WHAT IS REQUIRED → Retype exactly the lines from the one containing "Extract all readable text from this page." through the last line of the records below, including both, and leave out any pictures.

DATA →

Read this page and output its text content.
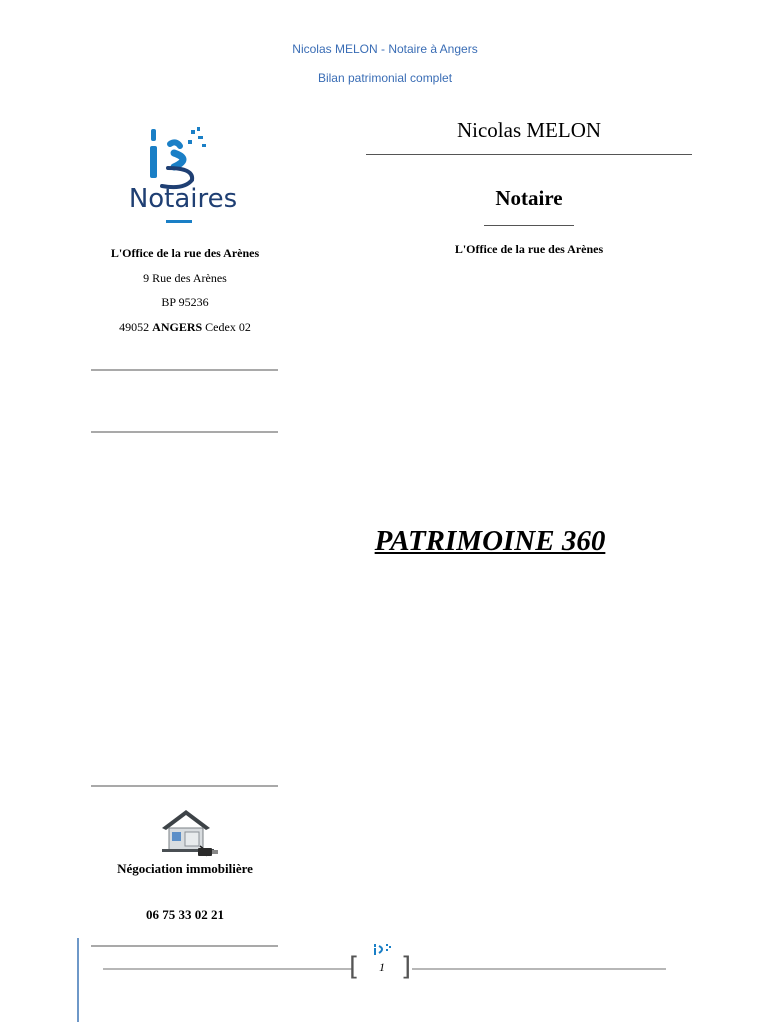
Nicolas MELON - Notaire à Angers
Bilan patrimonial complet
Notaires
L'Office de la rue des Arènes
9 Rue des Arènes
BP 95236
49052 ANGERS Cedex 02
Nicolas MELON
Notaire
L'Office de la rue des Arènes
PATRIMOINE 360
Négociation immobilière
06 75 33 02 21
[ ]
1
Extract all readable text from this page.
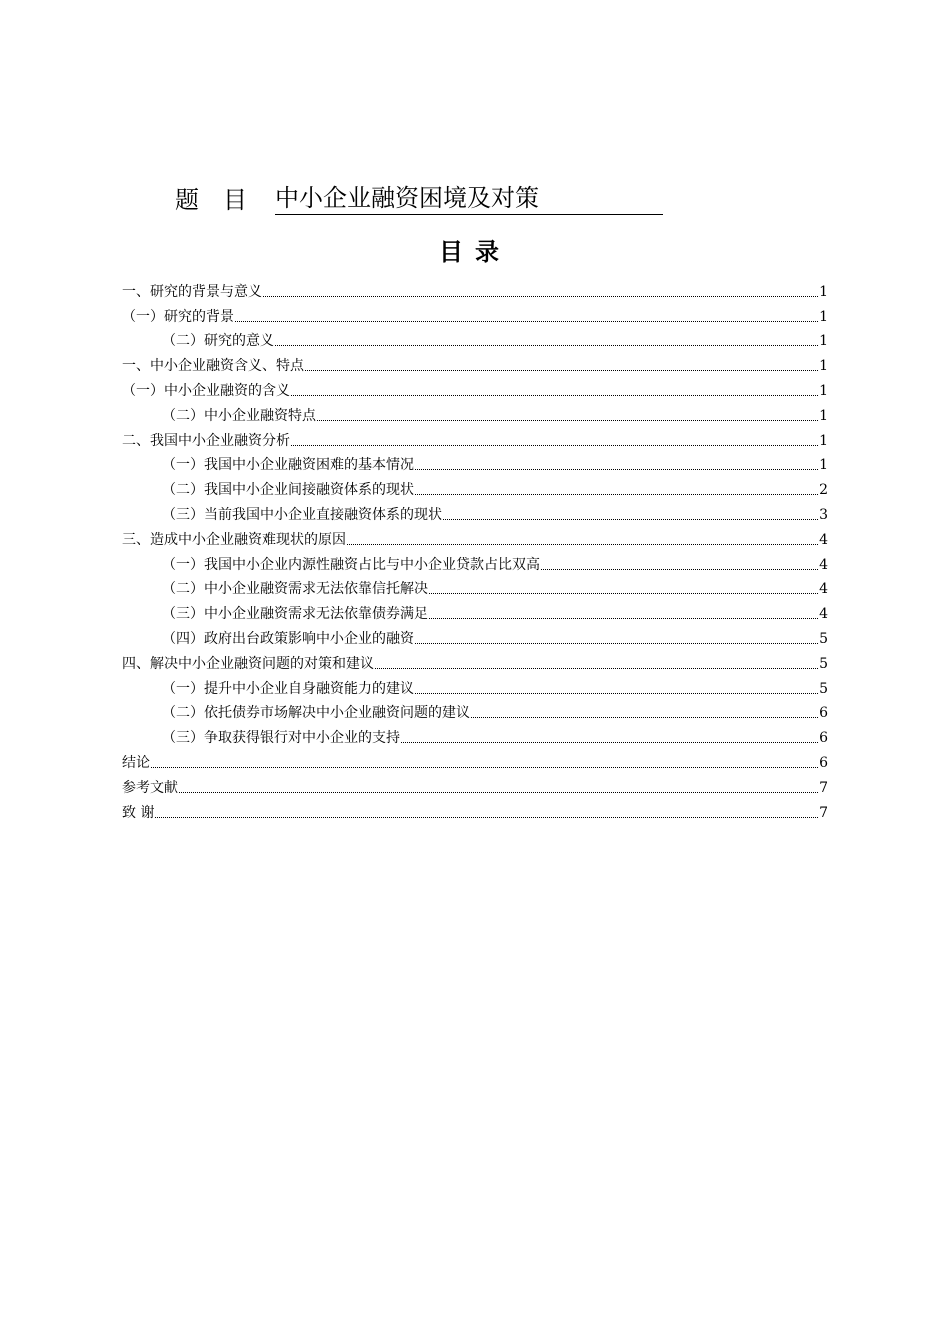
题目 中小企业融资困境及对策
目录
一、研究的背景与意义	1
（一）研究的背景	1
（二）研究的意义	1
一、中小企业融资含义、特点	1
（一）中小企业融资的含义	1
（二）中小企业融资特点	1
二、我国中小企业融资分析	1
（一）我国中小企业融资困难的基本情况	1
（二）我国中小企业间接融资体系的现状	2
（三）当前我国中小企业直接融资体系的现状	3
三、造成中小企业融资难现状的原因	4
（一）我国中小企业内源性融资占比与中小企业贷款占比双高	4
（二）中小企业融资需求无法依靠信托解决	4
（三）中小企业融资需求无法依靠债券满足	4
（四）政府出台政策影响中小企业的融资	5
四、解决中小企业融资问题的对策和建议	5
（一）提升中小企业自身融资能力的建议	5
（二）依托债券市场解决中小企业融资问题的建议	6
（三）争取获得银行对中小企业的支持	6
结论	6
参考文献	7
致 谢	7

RESPONSE TO THIS TASK →
Extract all readable text from this page.
题目 中小企业融资困境及对策
目录
一、研究的背景与意义	1
（一）研究的背景	1
（二）研究的意义	1
一、中小企业融资含义、特点	1
（一）中小企业融资的含义	1
（二）中小企业融资特点	1
二、我国中小企业融资分析	1
（一）我国中小企业融资困难的基本情况	1
（二）我国中小企业间接融资体系的现状	2
（三）当前我国中小企业直接融资体系的现状	3
三、造成中小企业融资难现状的原因	4
（一）我国中小企业内源性融资占比与中小企业贷款占比双高	4
（二）中小企业融资需求无法依靠信托解决	4
（三）中小企业融资需求无法依靠债券满足	4
（四）政府出台政策影响中小企业的融资	5
四、解决中小企业融资问题的对策和建议	5
（一）提升中小企业自身融资能力的建议	5
（二）依托债券市场解决中小企业融资问题的建议	6
（三）争取获得银行对中小企业的支持	6
结论	6
参考文献	7
致 谢	7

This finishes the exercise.